• Directive: Reproduce exactly the lines from the one containing "Convert this document image to plain text." through the last line of the data, both ends included.

Data excerpts:
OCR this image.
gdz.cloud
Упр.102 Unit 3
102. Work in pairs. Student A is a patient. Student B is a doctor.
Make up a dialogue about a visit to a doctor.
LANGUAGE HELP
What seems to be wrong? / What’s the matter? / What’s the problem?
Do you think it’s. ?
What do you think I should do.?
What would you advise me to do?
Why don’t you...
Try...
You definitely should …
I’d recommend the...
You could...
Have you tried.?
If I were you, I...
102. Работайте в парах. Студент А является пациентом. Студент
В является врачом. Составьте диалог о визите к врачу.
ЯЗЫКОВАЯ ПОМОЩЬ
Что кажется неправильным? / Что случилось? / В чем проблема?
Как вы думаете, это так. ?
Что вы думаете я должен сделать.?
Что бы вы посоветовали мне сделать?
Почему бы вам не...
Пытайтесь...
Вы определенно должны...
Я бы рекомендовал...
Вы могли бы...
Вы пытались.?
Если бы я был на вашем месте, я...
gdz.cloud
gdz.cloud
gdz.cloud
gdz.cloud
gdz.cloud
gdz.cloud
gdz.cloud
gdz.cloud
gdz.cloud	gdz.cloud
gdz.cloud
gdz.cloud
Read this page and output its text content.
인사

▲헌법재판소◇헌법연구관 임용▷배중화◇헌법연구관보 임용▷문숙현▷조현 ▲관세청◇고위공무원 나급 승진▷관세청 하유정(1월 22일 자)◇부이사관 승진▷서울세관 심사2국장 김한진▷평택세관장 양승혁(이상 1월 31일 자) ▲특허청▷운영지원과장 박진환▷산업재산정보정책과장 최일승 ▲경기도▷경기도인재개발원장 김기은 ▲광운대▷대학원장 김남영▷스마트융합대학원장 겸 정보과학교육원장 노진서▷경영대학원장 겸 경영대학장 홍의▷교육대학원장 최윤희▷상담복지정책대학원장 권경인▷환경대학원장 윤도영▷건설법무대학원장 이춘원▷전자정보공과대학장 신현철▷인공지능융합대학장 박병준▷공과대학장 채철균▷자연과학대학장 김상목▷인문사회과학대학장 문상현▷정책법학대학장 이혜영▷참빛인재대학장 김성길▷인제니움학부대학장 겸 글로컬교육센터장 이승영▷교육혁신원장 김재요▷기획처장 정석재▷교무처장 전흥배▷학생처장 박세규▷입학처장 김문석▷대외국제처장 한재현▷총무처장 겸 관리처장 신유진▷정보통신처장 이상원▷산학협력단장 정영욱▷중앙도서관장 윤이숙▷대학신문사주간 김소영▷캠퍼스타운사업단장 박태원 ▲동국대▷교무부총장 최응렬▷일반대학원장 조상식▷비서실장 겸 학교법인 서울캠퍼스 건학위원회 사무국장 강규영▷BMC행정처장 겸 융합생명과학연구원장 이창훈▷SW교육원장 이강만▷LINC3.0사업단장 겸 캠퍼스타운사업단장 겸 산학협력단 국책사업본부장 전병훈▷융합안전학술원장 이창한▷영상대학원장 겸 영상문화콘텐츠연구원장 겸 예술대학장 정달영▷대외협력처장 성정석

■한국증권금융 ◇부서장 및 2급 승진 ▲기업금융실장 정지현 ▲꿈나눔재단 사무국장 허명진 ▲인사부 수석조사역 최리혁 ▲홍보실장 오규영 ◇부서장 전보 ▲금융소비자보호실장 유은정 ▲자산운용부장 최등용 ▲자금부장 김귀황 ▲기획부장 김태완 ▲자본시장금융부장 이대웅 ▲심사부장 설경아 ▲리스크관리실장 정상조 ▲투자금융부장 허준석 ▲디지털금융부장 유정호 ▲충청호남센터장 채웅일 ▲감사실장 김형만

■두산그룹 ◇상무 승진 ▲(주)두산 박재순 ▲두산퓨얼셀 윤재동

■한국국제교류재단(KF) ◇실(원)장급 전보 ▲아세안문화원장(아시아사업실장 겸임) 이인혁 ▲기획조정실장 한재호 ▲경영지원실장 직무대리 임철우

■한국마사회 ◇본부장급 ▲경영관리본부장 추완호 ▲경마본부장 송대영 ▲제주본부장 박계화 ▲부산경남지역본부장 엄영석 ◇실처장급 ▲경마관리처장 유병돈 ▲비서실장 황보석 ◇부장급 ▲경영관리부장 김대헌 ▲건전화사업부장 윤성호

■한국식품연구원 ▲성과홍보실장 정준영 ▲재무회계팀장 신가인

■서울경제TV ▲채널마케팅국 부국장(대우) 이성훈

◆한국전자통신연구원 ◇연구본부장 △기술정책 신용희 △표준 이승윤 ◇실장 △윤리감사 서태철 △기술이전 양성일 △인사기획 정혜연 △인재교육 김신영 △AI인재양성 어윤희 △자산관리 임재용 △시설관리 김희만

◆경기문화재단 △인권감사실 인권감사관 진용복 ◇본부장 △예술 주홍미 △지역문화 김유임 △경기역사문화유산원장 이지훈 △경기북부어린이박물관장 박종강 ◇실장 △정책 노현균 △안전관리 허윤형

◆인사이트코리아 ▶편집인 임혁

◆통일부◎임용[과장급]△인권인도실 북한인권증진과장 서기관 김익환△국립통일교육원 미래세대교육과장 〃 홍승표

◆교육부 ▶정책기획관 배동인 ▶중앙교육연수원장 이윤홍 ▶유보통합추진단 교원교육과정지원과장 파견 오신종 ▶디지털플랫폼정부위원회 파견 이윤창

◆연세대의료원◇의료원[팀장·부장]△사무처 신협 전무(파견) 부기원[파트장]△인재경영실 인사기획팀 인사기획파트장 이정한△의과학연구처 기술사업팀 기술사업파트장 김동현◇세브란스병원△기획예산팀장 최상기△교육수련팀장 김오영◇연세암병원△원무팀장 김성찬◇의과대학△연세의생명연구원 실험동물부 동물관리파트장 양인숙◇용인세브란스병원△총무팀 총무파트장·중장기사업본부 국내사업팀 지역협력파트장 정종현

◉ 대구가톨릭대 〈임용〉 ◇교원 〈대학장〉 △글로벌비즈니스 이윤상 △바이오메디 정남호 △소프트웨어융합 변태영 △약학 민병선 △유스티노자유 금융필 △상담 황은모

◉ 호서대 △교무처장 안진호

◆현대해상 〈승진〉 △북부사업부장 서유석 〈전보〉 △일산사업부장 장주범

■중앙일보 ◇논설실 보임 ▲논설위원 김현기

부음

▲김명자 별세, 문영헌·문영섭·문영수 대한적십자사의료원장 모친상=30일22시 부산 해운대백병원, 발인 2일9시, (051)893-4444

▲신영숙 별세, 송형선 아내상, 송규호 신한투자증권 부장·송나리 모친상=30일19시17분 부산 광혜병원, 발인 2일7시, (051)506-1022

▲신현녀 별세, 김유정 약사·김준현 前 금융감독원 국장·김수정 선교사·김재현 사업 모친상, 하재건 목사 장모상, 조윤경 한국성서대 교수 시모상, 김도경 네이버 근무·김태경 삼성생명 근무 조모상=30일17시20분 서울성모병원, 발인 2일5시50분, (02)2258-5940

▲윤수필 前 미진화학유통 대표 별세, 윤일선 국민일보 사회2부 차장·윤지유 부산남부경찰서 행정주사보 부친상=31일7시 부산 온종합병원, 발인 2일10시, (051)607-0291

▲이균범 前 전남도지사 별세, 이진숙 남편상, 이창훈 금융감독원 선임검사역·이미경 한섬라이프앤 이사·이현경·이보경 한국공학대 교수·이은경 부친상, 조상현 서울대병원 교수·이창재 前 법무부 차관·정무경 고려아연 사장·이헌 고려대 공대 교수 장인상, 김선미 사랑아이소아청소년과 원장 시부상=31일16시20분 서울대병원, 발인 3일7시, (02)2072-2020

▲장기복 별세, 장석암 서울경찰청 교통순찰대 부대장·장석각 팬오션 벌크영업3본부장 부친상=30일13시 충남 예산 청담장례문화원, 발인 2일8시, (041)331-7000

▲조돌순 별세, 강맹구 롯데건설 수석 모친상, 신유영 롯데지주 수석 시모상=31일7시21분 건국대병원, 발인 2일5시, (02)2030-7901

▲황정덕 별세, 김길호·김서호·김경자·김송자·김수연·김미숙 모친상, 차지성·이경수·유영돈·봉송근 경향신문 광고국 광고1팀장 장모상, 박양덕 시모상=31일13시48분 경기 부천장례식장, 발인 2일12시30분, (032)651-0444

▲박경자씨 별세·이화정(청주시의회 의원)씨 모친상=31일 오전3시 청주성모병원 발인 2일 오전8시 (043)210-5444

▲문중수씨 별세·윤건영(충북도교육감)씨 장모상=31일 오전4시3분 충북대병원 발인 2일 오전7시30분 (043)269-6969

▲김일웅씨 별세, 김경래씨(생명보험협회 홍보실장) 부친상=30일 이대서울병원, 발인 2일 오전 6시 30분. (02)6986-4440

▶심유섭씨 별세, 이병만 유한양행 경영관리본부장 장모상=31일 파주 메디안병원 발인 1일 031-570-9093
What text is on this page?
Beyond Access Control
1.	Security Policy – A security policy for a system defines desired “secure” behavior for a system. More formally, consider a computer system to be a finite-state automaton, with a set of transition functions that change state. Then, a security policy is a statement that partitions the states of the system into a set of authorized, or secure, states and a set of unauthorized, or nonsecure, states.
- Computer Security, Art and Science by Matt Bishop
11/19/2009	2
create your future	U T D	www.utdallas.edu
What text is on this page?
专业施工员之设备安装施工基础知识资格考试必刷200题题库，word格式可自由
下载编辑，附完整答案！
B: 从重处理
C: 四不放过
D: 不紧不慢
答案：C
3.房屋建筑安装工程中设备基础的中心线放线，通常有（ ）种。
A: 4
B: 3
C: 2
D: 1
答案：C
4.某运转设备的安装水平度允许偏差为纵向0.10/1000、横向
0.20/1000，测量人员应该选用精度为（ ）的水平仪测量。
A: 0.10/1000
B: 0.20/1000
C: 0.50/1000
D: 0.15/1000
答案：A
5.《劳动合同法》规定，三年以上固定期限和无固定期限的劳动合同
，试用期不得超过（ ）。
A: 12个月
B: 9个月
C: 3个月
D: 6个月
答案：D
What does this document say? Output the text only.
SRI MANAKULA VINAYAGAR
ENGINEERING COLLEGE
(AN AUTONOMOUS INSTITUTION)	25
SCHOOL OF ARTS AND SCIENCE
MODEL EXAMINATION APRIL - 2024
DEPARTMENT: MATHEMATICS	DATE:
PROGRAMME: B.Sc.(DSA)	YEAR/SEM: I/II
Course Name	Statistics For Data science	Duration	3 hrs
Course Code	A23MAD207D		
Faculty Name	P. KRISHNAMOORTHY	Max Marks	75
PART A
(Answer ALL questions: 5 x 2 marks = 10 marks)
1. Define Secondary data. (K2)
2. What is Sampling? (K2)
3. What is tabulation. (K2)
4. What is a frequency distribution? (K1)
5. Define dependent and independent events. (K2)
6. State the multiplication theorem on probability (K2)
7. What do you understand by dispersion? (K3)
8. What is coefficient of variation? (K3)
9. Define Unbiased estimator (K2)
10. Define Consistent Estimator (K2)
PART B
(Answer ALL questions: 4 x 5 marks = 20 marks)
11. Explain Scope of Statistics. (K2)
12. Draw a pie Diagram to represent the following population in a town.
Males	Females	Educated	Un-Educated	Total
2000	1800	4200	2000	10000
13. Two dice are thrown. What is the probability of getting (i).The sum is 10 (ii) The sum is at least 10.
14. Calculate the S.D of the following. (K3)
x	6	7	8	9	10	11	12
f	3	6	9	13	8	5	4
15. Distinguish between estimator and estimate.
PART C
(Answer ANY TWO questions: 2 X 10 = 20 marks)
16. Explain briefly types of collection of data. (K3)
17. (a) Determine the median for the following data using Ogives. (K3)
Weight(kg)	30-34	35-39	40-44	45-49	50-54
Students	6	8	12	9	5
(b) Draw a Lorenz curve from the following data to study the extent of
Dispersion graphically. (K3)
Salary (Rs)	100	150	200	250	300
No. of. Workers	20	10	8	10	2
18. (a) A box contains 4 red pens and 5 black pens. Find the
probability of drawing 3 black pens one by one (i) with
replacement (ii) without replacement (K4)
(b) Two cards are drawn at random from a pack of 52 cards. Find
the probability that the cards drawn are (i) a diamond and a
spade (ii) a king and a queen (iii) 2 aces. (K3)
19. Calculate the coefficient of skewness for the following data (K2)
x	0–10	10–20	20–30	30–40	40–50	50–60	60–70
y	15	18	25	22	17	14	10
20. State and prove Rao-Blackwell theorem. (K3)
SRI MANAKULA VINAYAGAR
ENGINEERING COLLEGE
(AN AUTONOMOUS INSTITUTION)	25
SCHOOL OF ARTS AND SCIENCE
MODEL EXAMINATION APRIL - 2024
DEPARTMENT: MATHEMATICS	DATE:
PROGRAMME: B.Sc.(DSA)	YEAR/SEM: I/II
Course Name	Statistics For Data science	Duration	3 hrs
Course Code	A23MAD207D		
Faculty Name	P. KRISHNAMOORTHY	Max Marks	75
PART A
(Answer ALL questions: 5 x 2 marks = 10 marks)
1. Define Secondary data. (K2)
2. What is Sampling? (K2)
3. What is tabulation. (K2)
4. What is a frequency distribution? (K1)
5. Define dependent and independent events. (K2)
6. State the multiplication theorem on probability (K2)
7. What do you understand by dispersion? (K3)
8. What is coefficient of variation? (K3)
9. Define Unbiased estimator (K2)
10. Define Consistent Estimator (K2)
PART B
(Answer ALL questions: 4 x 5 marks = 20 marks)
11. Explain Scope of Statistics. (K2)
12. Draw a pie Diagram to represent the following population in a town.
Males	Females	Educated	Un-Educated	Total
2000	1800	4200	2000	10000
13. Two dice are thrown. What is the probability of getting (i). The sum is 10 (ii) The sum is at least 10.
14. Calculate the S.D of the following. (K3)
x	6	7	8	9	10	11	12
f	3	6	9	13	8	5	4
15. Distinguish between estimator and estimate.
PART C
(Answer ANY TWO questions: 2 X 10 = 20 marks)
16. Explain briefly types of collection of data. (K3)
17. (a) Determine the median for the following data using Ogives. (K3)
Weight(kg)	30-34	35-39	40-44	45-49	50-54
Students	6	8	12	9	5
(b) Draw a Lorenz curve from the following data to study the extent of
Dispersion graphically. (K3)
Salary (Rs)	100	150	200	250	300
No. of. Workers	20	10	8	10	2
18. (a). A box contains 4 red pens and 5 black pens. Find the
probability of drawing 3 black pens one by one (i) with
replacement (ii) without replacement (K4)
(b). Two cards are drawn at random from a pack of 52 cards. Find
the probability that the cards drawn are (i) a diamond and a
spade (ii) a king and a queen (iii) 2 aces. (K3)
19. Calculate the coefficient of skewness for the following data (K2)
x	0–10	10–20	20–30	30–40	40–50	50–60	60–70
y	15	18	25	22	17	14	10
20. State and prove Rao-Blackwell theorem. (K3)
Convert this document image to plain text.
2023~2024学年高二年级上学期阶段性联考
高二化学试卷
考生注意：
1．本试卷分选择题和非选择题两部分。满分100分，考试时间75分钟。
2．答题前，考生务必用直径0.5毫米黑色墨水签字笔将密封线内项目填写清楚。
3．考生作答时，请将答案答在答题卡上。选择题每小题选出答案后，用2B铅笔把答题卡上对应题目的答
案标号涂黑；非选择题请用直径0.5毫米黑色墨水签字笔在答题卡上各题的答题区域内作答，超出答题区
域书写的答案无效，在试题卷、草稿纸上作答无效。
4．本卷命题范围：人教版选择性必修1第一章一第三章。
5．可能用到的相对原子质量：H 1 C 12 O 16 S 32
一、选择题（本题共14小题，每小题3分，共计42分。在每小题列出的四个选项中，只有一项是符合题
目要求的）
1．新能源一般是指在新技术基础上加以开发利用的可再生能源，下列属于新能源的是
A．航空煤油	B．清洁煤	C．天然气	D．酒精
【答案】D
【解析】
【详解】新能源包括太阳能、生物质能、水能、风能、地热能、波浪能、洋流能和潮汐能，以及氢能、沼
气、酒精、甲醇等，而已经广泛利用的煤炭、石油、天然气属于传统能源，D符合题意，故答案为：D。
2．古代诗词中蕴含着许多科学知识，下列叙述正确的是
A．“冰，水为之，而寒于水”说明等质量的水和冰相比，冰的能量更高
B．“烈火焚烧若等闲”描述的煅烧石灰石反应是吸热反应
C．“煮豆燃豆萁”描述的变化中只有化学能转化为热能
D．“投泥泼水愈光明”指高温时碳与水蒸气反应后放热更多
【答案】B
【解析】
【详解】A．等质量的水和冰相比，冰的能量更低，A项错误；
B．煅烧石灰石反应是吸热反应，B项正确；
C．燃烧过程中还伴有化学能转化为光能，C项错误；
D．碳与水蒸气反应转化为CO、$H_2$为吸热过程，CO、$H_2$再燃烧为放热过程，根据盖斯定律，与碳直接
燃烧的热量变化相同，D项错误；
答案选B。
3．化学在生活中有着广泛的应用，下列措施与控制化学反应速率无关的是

• Exercise answer:
Convert this document image to plain text.
2023~2024学年高二年级上学期阶段性联考
高二化学试卷
考生注意：
1．本试卷分选择题和非选择题两部分。满分100分，考试时间75分钟。
2．答题前，考生务必用直径0.5毫米黑色墨水签字笔将密封线内项目填写清楚。
3．考生作答时，请将答案答在答题卡上。选择题每小题选出答案后，用2B铅笔把答题卡上对应题目的答
案标号涂黑；非选择题请用直径0.5毫米黑色墨水签字笔在答题卡上各题的答题区域内作答，超出答题区
域书写的答案无效，在试题卷、草稿纸上作答无效。
4．本卷命题范围：人教版选择性必修1第一章一第三章。
5．可能用到的相对原子质量：H 1 C 12 O 16 S 32
一、选择题（本题共14小题，每小题3分，共计42分。在每小题列出的四个选项中，只有一项是符合题
目要求的）
1．新能源一般是指在新技术基础上加以开发利用的可再生能源，下列属于新能源的是
A．航空煤油	B．清洁煤	C．天然气	D．酒精
【答案】D
【解析】
【详解】新能源包括太阳能、生物质能、水能、风能、地热能、波浪能、洋流能和潮汐能，以及氢能、沼
气、酒精、甲醇等，而已经广泛利用的煤炭、石油、天然气属于传统能源，D符合题意，故答案为：D。
2．古代诗词中蕴含着许多科学知识，下列叙述正确的是
A．“冰，水为之，而寒于水”说明等质量的水和冰相比，冰的能量更高
B．“烈火焚烧若等闲”描述的煅烧石灰石反应是吸热反应
C．“煮豆燃豆萁”描述的变化中只有化学能转化为热能
D．“投泥泼水愈光明”指高温时碳与水蒸气反应后放热更多
【答案】B
【解析】
【详解】A．等质量的水和冰相比，冰的能量更低，A项错误；
B．煅烧石灰石反应是吸热反应，B项正确；
C．燃烧过程中还伴有化学能转化为光能，C项错误；
D．碳与水蒸气反应转化为CO、$H_2$为吸热过程，CO、$H_2$再燃烧为放热过程，根据盖斯定律，与碳直接
燃烧的热量变化相同，D项错误；
答案选B。
3．化学在生活中有着广泛的应用，下列措施与控制化学反应速率无关的是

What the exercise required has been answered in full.